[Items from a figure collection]
____
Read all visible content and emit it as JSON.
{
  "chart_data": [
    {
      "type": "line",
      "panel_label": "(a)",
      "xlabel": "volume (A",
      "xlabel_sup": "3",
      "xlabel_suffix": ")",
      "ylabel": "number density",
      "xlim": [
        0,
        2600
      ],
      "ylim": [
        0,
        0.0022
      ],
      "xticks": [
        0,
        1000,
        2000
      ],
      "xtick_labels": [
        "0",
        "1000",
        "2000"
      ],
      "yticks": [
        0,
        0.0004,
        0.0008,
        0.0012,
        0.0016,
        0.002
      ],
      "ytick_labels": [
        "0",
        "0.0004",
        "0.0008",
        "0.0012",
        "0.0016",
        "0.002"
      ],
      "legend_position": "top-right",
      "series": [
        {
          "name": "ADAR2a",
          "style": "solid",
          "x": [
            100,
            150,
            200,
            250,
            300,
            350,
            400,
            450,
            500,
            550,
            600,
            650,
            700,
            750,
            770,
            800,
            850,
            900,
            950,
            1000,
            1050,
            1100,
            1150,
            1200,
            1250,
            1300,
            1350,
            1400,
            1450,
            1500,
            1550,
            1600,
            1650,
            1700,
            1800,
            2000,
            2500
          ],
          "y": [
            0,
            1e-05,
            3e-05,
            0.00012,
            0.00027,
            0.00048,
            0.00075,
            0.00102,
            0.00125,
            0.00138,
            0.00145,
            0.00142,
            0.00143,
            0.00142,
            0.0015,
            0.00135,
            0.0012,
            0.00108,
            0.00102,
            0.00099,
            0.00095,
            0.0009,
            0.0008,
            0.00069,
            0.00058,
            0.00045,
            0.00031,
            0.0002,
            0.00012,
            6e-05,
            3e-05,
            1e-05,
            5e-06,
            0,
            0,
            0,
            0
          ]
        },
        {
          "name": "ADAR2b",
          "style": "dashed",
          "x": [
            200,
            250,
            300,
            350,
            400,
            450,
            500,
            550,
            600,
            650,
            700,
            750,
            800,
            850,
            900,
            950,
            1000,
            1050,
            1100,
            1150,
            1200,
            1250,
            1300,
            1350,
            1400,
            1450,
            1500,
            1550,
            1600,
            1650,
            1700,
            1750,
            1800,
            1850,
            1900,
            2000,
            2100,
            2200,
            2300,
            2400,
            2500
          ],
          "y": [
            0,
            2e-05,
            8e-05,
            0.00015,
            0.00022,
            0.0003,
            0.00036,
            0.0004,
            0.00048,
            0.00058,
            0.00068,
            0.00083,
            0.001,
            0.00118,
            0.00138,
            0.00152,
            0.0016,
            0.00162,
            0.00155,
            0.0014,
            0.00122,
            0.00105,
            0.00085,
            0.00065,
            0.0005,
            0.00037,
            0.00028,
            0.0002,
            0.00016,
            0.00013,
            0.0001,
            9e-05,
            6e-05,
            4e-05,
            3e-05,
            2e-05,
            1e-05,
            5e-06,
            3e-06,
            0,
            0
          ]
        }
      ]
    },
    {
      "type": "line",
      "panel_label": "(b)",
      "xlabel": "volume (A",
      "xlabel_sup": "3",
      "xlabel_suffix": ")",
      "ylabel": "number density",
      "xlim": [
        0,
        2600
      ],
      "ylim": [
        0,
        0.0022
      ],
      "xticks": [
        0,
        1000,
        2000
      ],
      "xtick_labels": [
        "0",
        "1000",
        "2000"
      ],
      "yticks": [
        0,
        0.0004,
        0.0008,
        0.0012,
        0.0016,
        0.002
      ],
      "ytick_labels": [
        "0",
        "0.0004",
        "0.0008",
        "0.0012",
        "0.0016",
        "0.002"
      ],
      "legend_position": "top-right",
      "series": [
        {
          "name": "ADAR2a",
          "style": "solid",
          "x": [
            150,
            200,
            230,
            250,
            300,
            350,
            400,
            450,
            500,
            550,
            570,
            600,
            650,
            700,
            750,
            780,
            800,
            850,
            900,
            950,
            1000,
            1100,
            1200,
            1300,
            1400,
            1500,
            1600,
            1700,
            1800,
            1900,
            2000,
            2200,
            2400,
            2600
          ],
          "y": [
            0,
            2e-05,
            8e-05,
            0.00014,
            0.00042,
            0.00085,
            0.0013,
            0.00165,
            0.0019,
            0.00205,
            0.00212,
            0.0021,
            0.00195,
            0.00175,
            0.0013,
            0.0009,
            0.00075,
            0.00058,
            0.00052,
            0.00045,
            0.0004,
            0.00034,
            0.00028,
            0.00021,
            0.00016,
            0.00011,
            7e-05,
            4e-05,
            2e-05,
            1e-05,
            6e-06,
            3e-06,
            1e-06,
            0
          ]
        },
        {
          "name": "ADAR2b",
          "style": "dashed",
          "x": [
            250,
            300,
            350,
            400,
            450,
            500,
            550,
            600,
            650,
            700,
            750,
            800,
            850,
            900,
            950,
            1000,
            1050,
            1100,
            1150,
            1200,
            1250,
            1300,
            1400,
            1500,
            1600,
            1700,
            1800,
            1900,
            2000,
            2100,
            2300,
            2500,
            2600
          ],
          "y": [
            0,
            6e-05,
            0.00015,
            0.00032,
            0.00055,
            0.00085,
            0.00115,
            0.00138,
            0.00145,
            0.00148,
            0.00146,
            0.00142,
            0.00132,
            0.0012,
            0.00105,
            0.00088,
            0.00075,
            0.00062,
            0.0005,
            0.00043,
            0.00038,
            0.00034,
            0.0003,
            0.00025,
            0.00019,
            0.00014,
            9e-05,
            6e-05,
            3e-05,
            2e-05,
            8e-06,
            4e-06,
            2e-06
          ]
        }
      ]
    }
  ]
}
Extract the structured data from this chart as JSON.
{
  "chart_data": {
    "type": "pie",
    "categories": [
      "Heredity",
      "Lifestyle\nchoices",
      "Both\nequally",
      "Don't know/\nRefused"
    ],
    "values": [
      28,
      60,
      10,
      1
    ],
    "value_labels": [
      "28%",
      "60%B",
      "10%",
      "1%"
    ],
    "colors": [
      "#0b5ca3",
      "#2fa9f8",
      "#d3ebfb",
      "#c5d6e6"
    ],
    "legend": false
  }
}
____
STATED EXERCISE: Repeat the data verbatim.

EXERCISE SOLUTION:
Read all visible content and emit it as JSON.
{
  "chart_data": [
    {
      "type": "line",
      "panel_label": "(a)",
      "xlabel": "volume (A",
      "xlabel_sup": "3",
      "xlabel_suffix": ")",
      "ylabel": "number density",
      "xlim": [
        0,
        2600
      ],
      "ylim": [
        0,
        0.0022
      ],
      "xticks": [
        0,
        1000,
        2000
      ],
      "xtick_labels": [
        "0",
        "1000",
        "2000"
      ],
      "yticks": [
        0,
        0.0004,
        0.0008,
        0.0012,
        0.0016,
        0.002
      ],
      "ytick_labels": [
        "0",
        "0.0004",
        "0.0008",
        "0.0012",
        "0.0016",
        "0.002"
      ],
      "legend_position": "top-right",
      "series": [
        {
          "name": "ADAR2a",
          "style": "solid",
          "x": [
            100,
            150,
            200,
            250,
            300,
            350,
            400,
            450,
            500,
            550,
            600,
            650,
            700,
            750,
            770,
            800,
            850,
            900,
            950,
            1000,
            1050,
            1100,
            1150,
            1200,
            1250,
            1300,
            1350,
            1400,
            1450,
            1500,
            1550,
            1600,
            1650,
            1700,
            1800,
            2000,
            2500
          ],
          "y": [
            0,
            1e-05,
            3e-05,
            0.00012,
            0.00027,
            0.00048,
            0.00075,
            0.00102,
            0.00125,
            0.00138,
            0.00145,
            0.00142,
            0.00143,
            0.00142,
            0.0015,
            0.00135,
            0.0012,
            0.00108,
            0.00102,
            0.00099,
            0.00095,
            0.0009,
            0.0008,
            0.00069,
            0.00058,
            0.00045,
            0.00031,
            0.0002,
            0.00012,
            6e-05,
            3e-05,
            1e-05,
            5e-06,
            0,
            0,
            0,
            0
          ]
        },
        {
          "name": "ADAR2b",
          "style": "dashed",
          "x": [
            200,
            250,
            300,
            350,
            400,
            450,
            500,
            550,
            600,
            650,
            700,
            750,
            800,
            850,
            900,
            950,
            1000,
            1050,
            1100,
            1150,
            1200,
            1250,
            1300,
            1350,
            1400,
            1450,
            1500,
            1550,
            1600,
            1650,
            1700,
            1750,
            1800,
            1850,
            1900,
            2000,
            2100,
            2200,
            2300,
            2400,
            2500
          ],
          "y": [
            0,
            2e-05,
            8e-05,
            0.00015,
            0.00022,
            0.0003,
            0.00036,
            0.0004,
            0.00048,
            0.00058,
            0.00068,
            0.00083,
            0.001,
            0.00118,
            0.00138,
            0.00152,
            0.0016,
            0.00162,
            0.00155,
            0.0014,
            0.00122,
            0.00105,
            0.00085,
            0.00065,
            0.0005,
            0.00037,
            0.00028,
            0.0002,
            0.00016,
            0.00013,
            0.0001,
            9e-05,
            6e-05,
            4e-05,
            3e-05,
            2e-05,
            1e-05,
            5e-06,
            3e-06,
            0,
            0
          ]
        }
      ]
    },
    {
      "type": "line",
      "panel_label": "(b)",
      "xlabel": "volume (A",
      "xlabel_sup": "3",
      "xlabel_suffix": ")",
      "ylabel": "number density",
      "xlim": [
        0,
        2600
      ],
      "ylim": [
        0,
        0.0022
      ],
      "xticks": [
        0,
        1000,
        2000
      ],
      "xtick_labels": [
        "0",
        "1000",
        "2000"
      ],
      "yticks": [
        0,
        0.0004,
        0.0008,
        0.0012,
        0.0016,
        0.002
      ],
      "ytick_labels": [
        "0",
        "0.0004",
        "0.0008",
        "0.0012",
        "0.0016",
        "0.002"
      ],
      "legend_position": "top-right",
      "series": [
        {
          "name": "ADAR2a",
          "style": "solid",
          "x": [
            150,
            200,
            230,
            250,
            300,
            350,
            400,
            450,
            500,
            550,
            570,
            600,
            650,
            700,
            750,
            780,
            800,
            850,
            900,
            950,
            1000,
            1100,
            1200,
            1300,
            1400,
            1500,
            1600,
            1700,
            1800,
            1900,
            2000,
            2200,
            2400,
            2600
          ],
          "y": [
            0,
            2e-05,
            8e-05,
            0.00014,
            0.00042,
            0.00085,
            0.0013,
            0.00165,
            0.0019,
            0.00205,
            0.00212,
            0.0021,
            0.00195,
            0.00175,
            0.0013,
            0.0009,
            0.00075,
            0.00058,
            0.00052,
            0.00045,
            0.0004,
            0.00034,
            0.00028,
            0.00021,
            0.00016,
            0.00011,
            7e-05,
            4e-05,
            2e-05,
            1e-05,
            6e-06,
            3e-06,
            1e-06,
            0
          ]
        },
        {
          "name": "ADAR2b",
          "style": "dashed",
          "x": [
            250,
            300,
            350,
            400,
            450,
            500,
            550,
            600,
            650,
            700,
            750,
            800,
            850,
            900,
            950,
            1000,
            1050,
            1100,
            1150,
            1200,
            1250,
            1300,
            1400,
            1500,
            1600,
            1700,
            1800,
            1900,
            2000,
            2100,
            2300,
            2500,
            2600
          ],
          "y": [
            0,
            6e-05,
            0.00015,
            0.00032,
            0.00055,
            0.00085,
            0.00115,
            0.00138,
            0.00145,
            0.00148,
            0.00146,
            0.00142,
            0.00132,
            0.0012,
            0.00105,
            0.00088,
            0.00075,
            0.00062,
            0.0005,
            0.00043,
            0.00038,
            0.00034,
            0.0003,
            0.00025,
            0.00019,
            0.00014,
            9e-05,
            6e-05,
            3e-05,
            2e-05,
            8e-06,
            4e-06,
            2e-06
          ]
        }
      ]
    }
  ]
}
Extract the structured data from this chart as JSON.
{
  "chart_data": {
    "type": "pie",
    "categories": [
      "Heredity",
      "Lifestyle\nchoices",
      "Both\nequally",
      "Don't know/\nRefused"
    ],
    "values": [
      28,
      60,
      10,
      1
    ],
    "value_labels": [
      "28%",
      "60%B",
      "10%",
      "1%"
    ],
    "colors": [
      "#0b5ca3",
      "#2fa9f8",
      "#d3ebfb",
      "#c5d6e6"
    ],
    "legend": false
  }
}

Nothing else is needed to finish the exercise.